> [Goal]: Write out every entry precisely as given, leaving the pictures out.

> [Given entries]:
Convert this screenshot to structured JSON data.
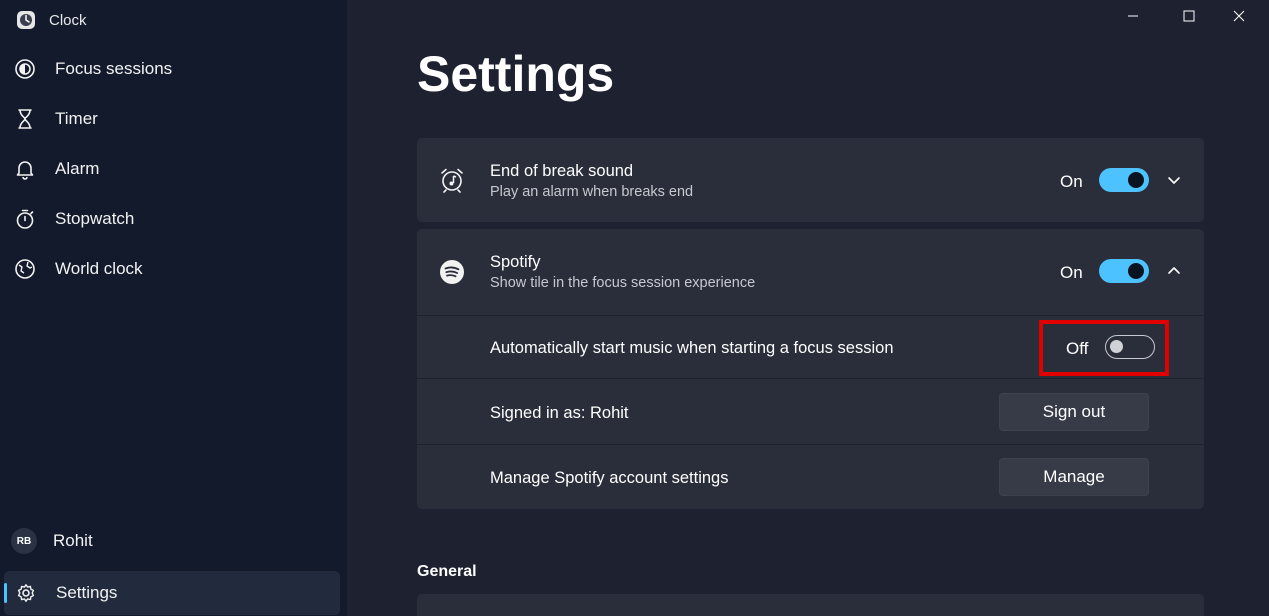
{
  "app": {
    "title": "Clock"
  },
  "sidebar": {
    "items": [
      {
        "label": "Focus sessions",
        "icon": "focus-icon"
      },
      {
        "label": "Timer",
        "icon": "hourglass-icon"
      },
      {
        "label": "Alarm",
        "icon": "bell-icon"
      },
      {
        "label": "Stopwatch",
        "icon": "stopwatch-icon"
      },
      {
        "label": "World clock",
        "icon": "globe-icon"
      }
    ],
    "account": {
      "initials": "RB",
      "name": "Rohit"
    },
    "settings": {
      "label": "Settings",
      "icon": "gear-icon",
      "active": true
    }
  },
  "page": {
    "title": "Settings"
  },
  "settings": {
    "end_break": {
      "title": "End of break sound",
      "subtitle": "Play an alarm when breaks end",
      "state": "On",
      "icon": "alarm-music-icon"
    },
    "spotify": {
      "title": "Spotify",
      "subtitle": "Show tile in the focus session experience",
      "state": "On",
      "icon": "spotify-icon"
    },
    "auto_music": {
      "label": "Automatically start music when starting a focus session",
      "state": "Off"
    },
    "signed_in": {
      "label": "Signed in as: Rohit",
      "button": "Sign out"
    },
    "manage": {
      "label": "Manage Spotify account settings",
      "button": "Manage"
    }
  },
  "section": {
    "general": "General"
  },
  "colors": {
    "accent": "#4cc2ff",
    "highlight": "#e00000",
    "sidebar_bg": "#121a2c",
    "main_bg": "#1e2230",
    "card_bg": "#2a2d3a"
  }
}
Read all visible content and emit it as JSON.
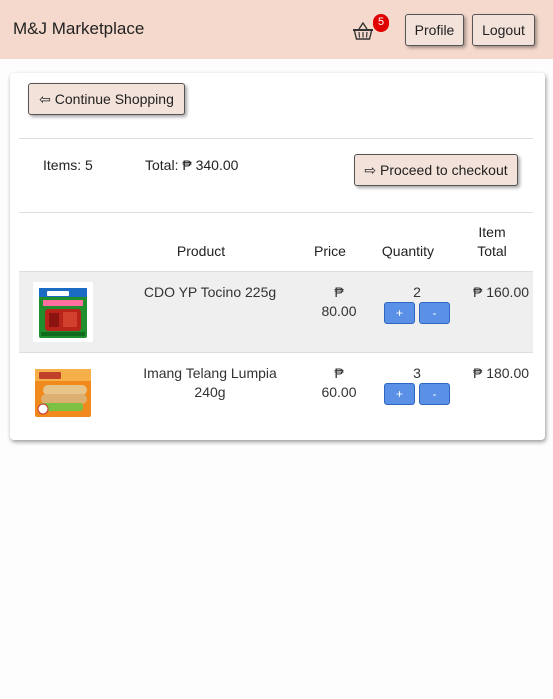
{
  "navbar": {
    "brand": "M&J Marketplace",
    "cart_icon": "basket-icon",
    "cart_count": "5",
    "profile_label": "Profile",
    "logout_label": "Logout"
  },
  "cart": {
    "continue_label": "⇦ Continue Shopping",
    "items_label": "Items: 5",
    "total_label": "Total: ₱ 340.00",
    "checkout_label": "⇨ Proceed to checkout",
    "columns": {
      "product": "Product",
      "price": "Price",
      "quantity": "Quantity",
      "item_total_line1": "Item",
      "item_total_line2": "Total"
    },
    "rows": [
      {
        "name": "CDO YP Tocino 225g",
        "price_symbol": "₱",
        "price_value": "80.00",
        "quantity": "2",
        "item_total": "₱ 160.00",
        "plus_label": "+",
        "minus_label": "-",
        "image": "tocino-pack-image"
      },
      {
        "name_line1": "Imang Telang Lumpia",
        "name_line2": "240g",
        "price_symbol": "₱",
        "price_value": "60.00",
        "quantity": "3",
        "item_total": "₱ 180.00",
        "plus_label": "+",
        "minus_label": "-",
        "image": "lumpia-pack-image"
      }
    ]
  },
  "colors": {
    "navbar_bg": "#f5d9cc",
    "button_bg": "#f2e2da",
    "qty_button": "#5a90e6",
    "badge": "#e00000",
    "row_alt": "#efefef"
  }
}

> [Response to this task]:
Convert this screenshot to structured JSON data.
{
  "app": {
    "title": "Clock"
  },
  "sidebar": {
    "items": [
      {
        "label": "Focus sessions",
        "icon": "focus-icon"
      },
      {
        "label": "Timer",
        "icon": "hourglass-icon"
      },
      {
        "label": "Alarm",
        "icon": "bell-icon"
      },
      {
        "label": "Stopwatch",
        "icon": "stopwatch-icon"
      },
      {
        "label": "World clock",
        "icon": "globe-icon"
      }
    ],
    "account": {
      "initials": "RB",
      "name": "Rohit"
    },
    "settings": {
      "label": "Settings",
      "icon": "gear-icon",
      "active": true
    }
  },
  "page": {
    "title": "Settings"
  },
  "settings": {
    "end_break": {
      "title": "End of break sound",
      "subtitle": "Play an alarm when breaks end",
      "state": "On",
      "icon": "alarm-music-icon"
    },
    "spotify": {
      "title": "Spotify",
      "subtitle": "Show tile in the focus session experience",
      "state": "On",
      "icon": "spotify-icon"
    },
    "auto_music": {
      "label": "Automatically start music when starting a focus session",
      "state": "Off"
    },
    "signed_in": {
      "label": "Signed in as: Rohit",
      "button": "Sign out"
    },
    "manage": {
      "label": "Manage Spotify account settings",
      "button": "Manage"
    }
  },
  "section": {
    "general": "General"
  },
  "colors": {
    "accent": "#4cc2ff",
    "highlight": "#e00000",
    "sidebar_bg": "#121a2c",
    "main_bg": "#1e2230",
    "card_bg": "#2a2d3a"
  }
}
Read all visible content and emit it as JSON.
{
  "navbar": {
    "brand": "M&J Marketplace",
    "cart_icon": "basket-icon",
    "cart_count": "5",
    "profile_label": "Profile",
    "logout_label": "Logout"
  },
  "cart": {
    "continue_label": "⇦ Continue Shopping",
    "items_label": "Items: 5",
    "total_label": "Total: ₱ 340.00",
    "checkout_label": "⇨ Proceed to checkout",
    "columns": {
      "product": "Product",
      "price": "Price",
      "quantity": "Quantity",
      "item_total_line1": "Item",
      "item_total_line2": "Total"
    },
    "rows": [
      {
        "name": "CDO YP Tocino 225g",
        "price_symbol": "₱",
        "price_value": "80.00",
        "quantity": "2",
        "item_total": "₱ 160.00",
        "plus_label": "+",
        "minus_label": "-",
        "image": "tocino-pack-image"
      },
      {
        "name_line1": "Imang Telang Lumpia",
        "name_line2": "240g",
        "price_symbol": "₱",
        "price_value": "60.00",
        "quantity": "3",
        "item_total": "₱ 180.00",
        "plus_label": "+",
        "minus_label": "-",
        "image": "lumpia-pack-image"
      }
    ]
  },
  "colors": {
    "navbar_bg": "#f5d9cc",
    "button_bg": "#f2e2da",
    "qty_button": "#5a90e6",
    "badge": "#e00000",
    "row_alt": "#efefef"
  }
}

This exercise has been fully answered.